GIVEN EXERCISE ::
Copy the items from the line with "row-label: Leak mily" up to and including the line with "cell-value: 32 — [509, 417, 535, 440]", and replace "footer-band" with "footer-strip" while leaving everything else unchanged.

========

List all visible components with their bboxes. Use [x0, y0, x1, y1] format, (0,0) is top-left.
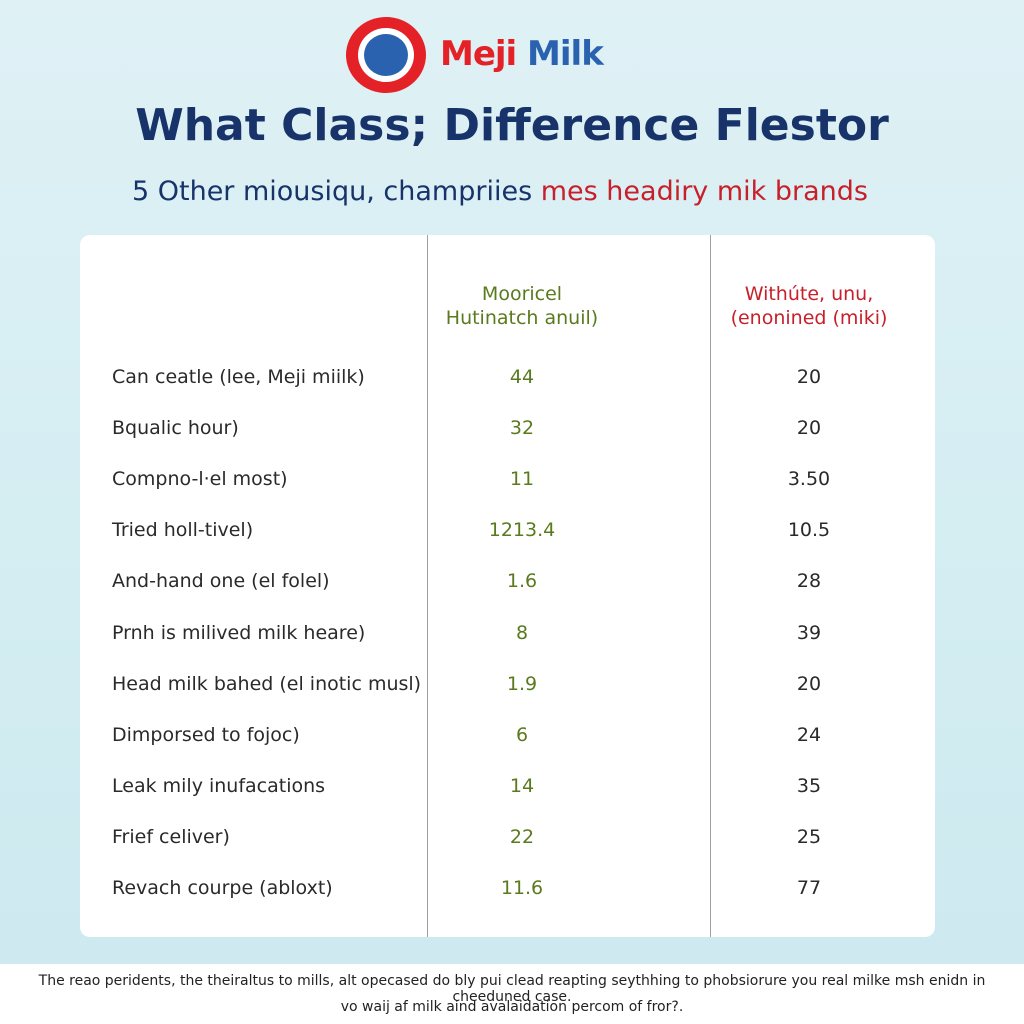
row-label: Leak mily inufacations — [112, 774, 326, 797]
subtitle: 5 Other miousiqu, champriies mes headiry… — [0, 176, 1000, 207]
row-label: Compno-l·el most) — [112, 468, 288, 491]
footer-band — [0, 964, 1024, 1024]
cell-value: 1213.4 — [488, 519, 556, 542]
cell-value: 20 — [796, 672, 822, 695]
subtitle-dark: 5 Other miousiqu, champriies — [131, 176, 533, 207]
cell-value: 39 — [796, 621, 822, 644]
cell-value: 32 — [509, 417, 535, 440]
title: What Class; Difference Flestor — [135, 100, 889, 151]
cell-value: 11 — [509, 468, 535, 491]
cell-value: 3.50 — [787, 468, 831, 491]
cell-value: 1.9 — [506, 672, 538, 695]
row-label: And-hand one (el folel) — [112, 570, 330, 593]
cell-value: 14 — [509, 774, 535, 797]
column-header: Mooricel — [481, 283, 563, 305]
cell-value: 20 — [796, 417, 822, 440]
cell-value: 28 — [796, 570, 822, 593]
cell-value: 6 — [515, 723, 529, 746]
column-header: (enonined (miki) — [730, 307, 888, 329]
row-label: Frief celiver) — [112, 825, 230, 848]
column-header: Withúte, unu, — [744, 283, 874, 305]
cell-value: 22 — [509, 825, 535, 848]
row-label: Can ceatle (lee, Meji miilk) — [112, 366, 365, 388]
row-label: Revach courpe (abloxt) — [112, 877, 333, 899]
table-card — [80, 235, 935, 937]
cell-value: 24 — [796, 723, 822, 746]
row-label: Head milk bahed (el inotic musl) — [112, 672, 422, 695]
logo-text: Meji Milk — [440, 34, 604, 74]
logo-red-word: Meji — [440, 34, 517, 74]
row-label: Dimporsed to fojoc) — [112, 723, 300, 746]
row-label: Prnh is milived milk heare) — [112, 621, 366, 644]
logo-core — [364, 34, 408, 76]
cell-value: 10.5 — [787, 519, 831, 542]
logo-blue-word: Milk — [527, 34, 604, 74]
cell-value: 44 — [509, 366, 535, 388]
footer-text: vo waij af milk aind avalaidation percom… — [340, 999, 684, 1015]
row-label: Tried holl-tivel) — [112, 519, 254, 542]
column-header: Hutinatch anuil) — [445, 307, 599, 329]
cell-value: 11.6 — [500, 877, 544, 899]
cell-value: 25 — [796, 825, 822, 848]
cell-value: 8 — [515, 621, 529, 644]
subtitle-red: mes headiry mik brands — [540, 176, 868, 207]
cell-value: 20 — [796, 366, 822, 388]
cell-value: 1.6 — [506, 570, 538, 593]
footer-text: The reao peridents, the theiraltus to mi… — [38, 973, 986, 1005]
column-divider — [710, 235, 711, 937]
cell-value: 35 — [796, 774, 822, 797]
cell-value: 77 — [796, 877, 822, 899]
column-divider — [427, 235, 428, 937]
row-label: Bqualic hour) — [112, 417, 239, 440]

========

TASK RESULT ::
row-label: Leak mily inufacations — [112, 774, 326, 797]
subtitle: 5 Other miousiqu, champriies mes headiry… — [0, 176, 1000, 207]
row-label: Compno-l·el most) — [112, 468, 288, 491]
footer-strip — [0, 964, 1024, 1024]
cell-value: 1213.4 — [488, 519, 556, 542]
cell-value: 20 — [796, 672, 822, 695]
subtitle-dark: 5 Other miousiqu, champriies — [131, 176, 533, 207]
cell-value: 39 — [796, 621, 822, 644]
cell-value: 32 — [509, 417, 535, 440]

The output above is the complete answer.